[Dataset excerpt]
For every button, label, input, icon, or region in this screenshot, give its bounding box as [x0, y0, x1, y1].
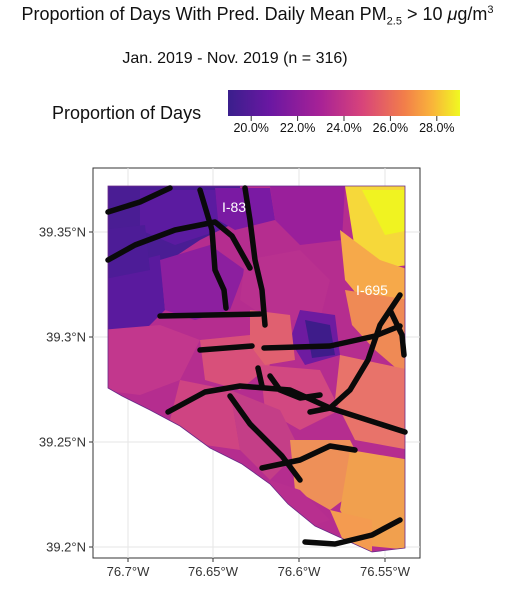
- legend-tick-label: 28.0%: [419, 121, 455, 135]
- map-axes: 76.7°W 76.65°W 76.6°W 76.55°W 39.35°N 39.3°N 3…: [39, 225, 411, 580]
- legend-ticks: [250, 116, 438, 121]
- map-title: Proportion of Days With Pred. Daily Mean…: [21, 4, 494, 28]
- y-axis-tick-label: 39.2°N: [46, 540, 86, 555]
- highway-lines: [105, 185, 408, 547]
- x-axis-tick-label: 76.6°W: [278, 564, 322, 579]
- annotation-i83: I-83: [222, 199, 246, 215]
- legend-label: Proportion of Days: [52, 103, 202, 123]
- legend-tick-label: 22.0%: [279, 121, 316, 135]
- map-subtitle: Jan. 2019 - Nov. 2019 (n = 316): [122, 50, 348, 67]
- y-axis-tick-label: 39.25°N: [39, 435, 86, 450]
- legend-tick-label: 20.0%: [233, 121, 269, 135]
- annotation-i695: I-695: [356, 282, 388, 298]
- legend-tick-label: 24.0%: [326, 121, 362, 135]
- y-axis-tick-label: 39.35°N: [39, 225, 86, 240]
- x-axis-tick-label: 76.55°W: [360, 564, 411, 579]
- legend-tick-label: 26.0%: [372, 121, 409, 135]
- x-axis-tick-label: 76.7°W: [107, 564, 151, 579]
- x-axis-tick-label: 76.65°W: [188, 564, 239, 579]
- choropleth-map: I-83 I-695 76.7°W 76.65°W 76.6°W 76.55°W 39.…: [39, 167, 421, 580]
- legend-colorbar: [228, 90, 460, 116]
- y-axis-tick-label: 39.3°N: [46, 330, 86, 345]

# Exercise objective
Rewrite the listing above, renaming every occurrence of "legend-tick-label" to "colorbar-tick-label" and leaving all other text unchanged. Omit the picture from your answer.

# Output for this task
For every button, label, input, icon, or region in this screenshot, give its bounding box as [x0, y0, x1, y1].
- colorbar-tick-label: 28.0%: [419, 121, 455, 135]
- map-axes: 76.7°W 76.65°W 76.6°W 76.55°W 39.35°N 39.3°N 3…: [39, 225, 411, 580]
- legend-ticks: [250, 116, 438, 121]
- map-title: Proportion of Days With Pred. Daily Mean…: [21, 4, 494, 28]
- y-axis-tick-label: 39.2°N: [46, 540, 86, 555]
- highway-lines: [105, 185, 408, 547]
- x-axis-tick-label: 76.6°W: [278, 564, 322, 579]
- annotation-i83: I-83: [222, 199, 246, 215]
- legend-label: Proportion of Days: [52, 103, 202, 123]
- colorbar-tick-label: 22.0%: [279, 121, 316, 135]
- map-subtitle: Jan. 2019 - Nov. 2019 (n = 316): [122, 50, 348, 67]
- y-axis-tick-label: 39.25°N: [39, 435, 86, 450]
- colorbar-tick-label: 20.0%: [233, 121, 269, 135]
- annotation-i695: I-695: [356, 282, 388, 298]
- colorbar-tick-label: 24.0%: [326, 121, 362, 135]
- y-axis-tick-label: 39.35°N: [39, 225, 86, 240]
- x-axis-tick-label: 76.55°W: [360, 564, 411, 579]
- colorbar-tick-label: 26.0%: [372, 121, 409, 135]
- x-axis-tick-label: 76.7°W: [107, 564, 151, 579]
- x-axis-tick-label: 76.65°W: [188, 564, 239, 579]
- choropleth-map: I-83 I-695 76.7°W 76.65°W 76.6°W 76.55°W 39.…: [39, 167, 421, 580]
- legend-colorbar: [228, 90, 460, 116]
- y-axis-tick-label: 39.3°N: [46, 330, 86, 345]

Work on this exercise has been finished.